-- PASSAGE PROVIDED follows --

That which does not destroy us: delivering a novel to the workshop

In my day job, I am a marketing writer. In cartoons like Dilbert, and in much common belief in tech companies, marketing people are blithering idiots who have no idea of what the products do, who the customers are, or even what business they are in.

That hasn't actually been my experience. People actually expect marketing people to know a lot about the business they are writing for. In my case right now, that's a wide range of medical devices, from heart valves to hip implants. So, sometimes people are a little uncomfortable telling me when I have something wrong ("does he really not know that a good market for facet arthroplasty might not develop?") Well, no, I don't. That was just my guess.

But what I say to them when they wonder if I really want to be corrected: "Either you think I'm an idiot, and it's just between us, or you and some thousands of other people think I'm an idiot." There's really no way around it. Unlike most jobs, mine is practiced in the open. By definition, the world sees pretty much everything I produce.

I'm not telling this so that you'll feel sorry for me, or respect me more.  Or both. Paradoxically enough, we do frequently want both of those things simultaneously.

I'm telling you because I just turned in the manuscript of my novel, Timeslip, to my writing workshop, the Cambridge Science Fiction Workshop (CSFW). Finally, someone other than me will read this thing.

The CSFW is a powerful tool. It has a procedure set, a corporate culture, and a long-serving subset of members that makes it effective in uncovering a wide set of shortcomings in a manuscript. Like any workshop, it is a great servant but a terrible master. In my experience, they can only make a book better. Not that every suggestion or even observation is good or pertinent.

And it's done in private. No reader will ever have to experience that poorly motivated character or that impossible use of steam power. Just those brave folks of the CSFW.

It's long past the time when luck had anything to do with it, but I won't mind if you wish me some anyway.

-- PASSAGE PROVIDED concluded --
-- DATA SUPPLIED follows --

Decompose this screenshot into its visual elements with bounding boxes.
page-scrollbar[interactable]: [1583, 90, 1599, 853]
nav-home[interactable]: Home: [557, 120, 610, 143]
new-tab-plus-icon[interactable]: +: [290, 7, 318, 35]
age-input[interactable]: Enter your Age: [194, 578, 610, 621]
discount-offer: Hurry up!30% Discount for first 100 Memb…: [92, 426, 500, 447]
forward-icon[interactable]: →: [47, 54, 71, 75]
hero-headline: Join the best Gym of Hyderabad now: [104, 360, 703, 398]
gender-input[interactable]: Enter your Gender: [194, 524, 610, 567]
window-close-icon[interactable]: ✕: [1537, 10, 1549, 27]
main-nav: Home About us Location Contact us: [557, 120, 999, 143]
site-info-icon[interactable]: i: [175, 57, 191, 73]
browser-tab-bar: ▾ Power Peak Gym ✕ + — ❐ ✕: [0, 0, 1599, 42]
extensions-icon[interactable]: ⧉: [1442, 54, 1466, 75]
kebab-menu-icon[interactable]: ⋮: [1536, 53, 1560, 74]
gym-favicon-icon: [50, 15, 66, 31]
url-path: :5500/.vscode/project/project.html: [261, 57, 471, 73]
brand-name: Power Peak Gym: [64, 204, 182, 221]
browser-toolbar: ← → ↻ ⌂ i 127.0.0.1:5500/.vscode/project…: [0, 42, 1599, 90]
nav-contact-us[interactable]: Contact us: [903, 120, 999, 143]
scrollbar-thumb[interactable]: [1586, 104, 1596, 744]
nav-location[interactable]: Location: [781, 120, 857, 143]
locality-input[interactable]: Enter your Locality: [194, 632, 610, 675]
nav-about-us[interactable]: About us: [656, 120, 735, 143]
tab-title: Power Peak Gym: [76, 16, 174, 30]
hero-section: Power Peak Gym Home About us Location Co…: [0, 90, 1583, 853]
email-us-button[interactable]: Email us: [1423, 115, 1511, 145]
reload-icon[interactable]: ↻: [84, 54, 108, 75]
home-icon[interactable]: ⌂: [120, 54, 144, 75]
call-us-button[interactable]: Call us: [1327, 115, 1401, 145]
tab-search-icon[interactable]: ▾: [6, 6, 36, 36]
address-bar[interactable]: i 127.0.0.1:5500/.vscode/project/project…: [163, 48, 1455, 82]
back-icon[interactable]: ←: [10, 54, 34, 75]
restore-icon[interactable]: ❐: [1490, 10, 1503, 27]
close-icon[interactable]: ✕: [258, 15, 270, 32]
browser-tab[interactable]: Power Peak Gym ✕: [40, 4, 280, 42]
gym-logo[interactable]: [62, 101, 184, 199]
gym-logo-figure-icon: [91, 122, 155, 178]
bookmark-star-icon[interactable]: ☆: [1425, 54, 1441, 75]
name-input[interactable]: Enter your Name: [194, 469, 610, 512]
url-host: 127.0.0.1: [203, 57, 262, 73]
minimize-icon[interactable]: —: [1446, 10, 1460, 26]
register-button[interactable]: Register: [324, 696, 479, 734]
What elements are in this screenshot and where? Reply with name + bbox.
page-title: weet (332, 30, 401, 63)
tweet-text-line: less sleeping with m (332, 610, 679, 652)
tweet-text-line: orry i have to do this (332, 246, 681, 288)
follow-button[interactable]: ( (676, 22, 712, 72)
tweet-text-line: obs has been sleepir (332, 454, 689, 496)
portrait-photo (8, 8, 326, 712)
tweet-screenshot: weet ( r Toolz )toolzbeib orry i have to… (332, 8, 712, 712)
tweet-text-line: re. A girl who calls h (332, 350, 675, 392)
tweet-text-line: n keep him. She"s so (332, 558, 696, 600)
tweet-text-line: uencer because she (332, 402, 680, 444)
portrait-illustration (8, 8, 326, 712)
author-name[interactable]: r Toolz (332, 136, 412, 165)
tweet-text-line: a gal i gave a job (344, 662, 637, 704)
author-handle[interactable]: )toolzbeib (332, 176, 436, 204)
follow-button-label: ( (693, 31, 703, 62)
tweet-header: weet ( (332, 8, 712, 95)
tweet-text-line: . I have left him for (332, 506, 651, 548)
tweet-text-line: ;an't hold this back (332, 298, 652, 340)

-- DATA SUPPLIED concluded --

## YOUR GOAL
In the essay about delivering a novel to the workshop, what is the title of the manuscript the writer turned in?

## RESPONSE TO THE EXERCISE
Timeslip